• **THE EXERCISE**
Copy each line containing the word "text" from the records that follow, please.

• **DATA FOR THE TASK**
═══
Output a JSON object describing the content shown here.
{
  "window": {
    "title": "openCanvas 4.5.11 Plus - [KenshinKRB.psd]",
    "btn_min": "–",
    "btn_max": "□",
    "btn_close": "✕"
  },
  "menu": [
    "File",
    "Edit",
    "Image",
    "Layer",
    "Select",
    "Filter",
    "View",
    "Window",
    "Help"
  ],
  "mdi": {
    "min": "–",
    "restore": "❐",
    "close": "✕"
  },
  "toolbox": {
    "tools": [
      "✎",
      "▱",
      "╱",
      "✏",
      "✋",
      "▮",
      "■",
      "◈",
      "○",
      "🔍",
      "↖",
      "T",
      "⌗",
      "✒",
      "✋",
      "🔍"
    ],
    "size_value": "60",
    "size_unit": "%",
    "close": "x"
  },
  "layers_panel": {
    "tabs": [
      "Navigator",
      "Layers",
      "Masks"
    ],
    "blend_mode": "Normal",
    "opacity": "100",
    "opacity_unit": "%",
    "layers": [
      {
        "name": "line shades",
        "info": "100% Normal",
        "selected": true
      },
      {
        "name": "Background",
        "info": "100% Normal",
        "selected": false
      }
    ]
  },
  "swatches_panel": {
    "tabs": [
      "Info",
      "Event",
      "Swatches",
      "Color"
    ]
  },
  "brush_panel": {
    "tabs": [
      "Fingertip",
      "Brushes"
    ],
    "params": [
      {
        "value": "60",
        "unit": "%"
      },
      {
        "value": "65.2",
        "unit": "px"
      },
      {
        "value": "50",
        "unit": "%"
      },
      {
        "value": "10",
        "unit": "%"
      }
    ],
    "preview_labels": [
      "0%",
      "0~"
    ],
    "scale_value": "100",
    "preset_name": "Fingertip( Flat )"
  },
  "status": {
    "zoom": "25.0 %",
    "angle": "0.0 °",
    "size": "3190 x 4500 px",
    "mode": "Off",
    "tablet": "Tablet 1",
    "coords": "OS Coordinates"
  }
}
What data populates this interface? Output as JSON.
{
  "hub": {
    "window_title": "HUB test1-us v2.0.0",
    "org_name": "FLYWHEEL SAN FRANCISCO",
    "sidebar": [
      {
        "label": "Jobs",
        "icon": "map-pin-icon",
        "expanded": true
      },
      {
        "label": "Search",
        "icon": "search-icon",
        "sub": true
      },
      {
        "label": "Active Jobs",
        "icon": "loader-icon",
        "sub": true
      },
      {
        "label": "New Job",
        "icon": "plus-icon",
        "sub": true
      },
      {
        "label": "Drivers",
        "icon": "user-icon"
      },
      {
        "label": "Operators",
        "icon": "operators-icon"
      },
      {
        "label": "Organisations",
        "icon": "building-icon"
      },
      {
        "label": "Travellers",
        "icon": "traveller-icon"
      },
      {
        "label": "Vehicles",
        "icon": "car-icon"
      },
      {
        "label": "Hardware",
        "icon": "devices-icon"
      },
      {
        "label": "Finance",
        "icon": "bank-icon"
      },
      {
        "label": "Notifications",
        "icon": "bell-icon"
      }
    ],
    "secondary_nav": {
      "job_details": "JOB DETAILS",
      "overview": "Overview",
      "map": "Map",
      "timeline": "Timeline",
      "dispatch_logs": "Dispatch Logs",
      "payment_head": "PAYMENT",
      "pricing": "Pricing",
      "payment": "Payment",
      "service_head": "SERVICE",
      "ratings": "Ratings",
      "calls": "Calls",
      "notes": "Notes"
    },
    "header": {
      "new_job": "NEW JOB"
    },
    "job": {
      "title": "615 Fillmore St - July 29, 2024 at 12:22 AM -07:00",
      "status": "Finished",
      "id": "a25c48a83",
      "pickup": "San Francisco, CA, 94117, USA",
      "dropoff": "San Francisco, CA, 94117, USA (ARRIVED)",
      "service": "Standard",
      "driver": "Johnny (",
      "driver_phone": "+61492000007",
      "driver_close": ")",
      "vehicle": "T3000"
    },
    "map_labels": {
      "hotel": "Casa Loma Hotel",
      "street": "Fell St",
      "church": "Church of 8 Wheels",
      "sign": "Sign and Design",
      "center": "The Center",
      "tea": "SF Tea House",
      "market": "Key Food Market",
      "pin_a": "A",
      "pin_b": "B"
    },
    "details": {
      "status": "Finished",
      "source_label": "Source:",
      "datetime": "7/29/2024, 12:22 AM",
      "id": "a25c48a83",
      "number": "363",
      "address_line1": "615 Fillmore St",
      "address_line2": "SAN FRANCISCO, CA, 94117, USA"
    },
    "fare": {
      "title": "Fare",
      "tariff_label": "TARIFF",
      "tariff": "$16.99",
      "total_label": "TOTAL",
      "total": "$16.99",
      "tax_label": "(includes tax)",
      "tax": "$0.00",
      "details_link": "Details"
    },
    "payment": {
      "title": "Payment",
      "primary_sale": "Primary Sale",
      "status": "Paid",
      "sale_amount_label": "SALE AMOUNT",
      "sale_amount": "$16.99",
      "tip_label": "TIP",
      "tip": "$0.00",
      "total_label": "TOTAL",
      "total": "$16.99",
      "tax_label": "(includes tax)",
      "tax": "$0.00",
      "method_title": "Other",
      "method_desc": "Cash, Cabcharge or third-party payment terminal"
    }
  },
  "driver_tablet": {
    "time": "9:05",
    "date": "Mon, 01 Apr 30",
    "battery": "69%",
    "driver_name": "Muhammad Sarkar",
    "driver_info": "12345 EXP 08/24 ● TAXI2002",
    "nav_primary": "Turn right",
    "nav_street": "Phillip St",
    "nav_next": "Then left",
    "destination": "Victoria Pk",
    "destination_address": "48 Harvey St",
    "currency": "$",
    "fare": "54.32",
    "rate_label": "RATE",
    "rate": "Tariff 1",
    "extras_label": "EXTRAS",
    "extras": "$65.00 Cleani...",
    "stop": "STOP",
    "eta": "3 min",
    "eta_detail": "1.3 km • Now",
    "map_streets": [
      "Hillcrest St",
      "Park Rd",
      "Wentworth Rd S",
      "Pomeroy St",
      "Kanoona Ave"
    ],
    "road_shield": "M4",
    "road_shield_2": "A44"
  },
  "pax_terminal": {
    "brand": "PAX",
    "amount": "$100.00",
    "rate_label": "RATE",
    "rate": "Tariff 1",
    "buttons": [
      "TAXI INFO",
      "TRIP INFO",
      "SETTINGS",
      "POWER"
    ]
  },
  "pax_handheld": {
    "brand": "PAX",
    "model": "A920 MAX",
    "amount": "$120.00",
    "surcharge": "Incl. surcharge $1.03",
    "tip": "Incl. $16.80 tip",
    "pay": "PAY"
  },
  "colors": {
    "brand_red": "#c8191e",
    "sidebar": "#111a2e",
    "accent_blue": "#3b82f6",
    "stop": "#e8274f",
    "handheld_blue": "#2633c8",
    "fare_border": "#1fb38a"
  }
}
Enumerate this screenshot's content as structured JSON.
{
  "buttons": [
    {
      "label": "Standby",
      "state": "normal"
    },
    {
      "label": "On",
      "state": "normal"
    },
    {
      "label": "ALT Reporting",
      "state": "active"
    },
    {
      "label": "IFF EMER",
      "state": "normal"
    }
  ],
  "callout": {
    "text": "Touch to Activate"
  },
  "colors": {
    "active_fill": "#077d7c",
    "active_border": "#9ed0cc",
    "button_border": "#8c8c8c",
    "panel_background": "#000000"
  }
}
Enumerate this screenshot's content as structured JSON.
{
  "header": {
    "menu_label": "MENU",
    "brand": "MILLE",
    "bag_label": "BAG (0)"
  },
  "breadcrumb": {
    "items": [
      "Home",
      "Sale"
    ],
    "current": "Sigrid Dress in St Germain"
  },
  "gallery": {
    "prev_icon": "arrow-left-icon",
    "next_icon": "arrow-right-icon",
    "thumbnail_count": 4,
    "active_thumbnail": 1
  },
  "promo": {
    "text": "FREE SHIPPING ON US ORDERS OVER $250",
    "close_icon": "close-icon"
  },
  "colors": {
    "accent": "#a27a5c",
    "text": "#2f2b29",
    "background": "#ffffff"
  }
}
═══
• **TASK SOLUTION**
    "text": "Touch to Activate"
    "text": "FREE SHIPPING ON US ORDERS OVER $250",
    "text": "#2f2b29",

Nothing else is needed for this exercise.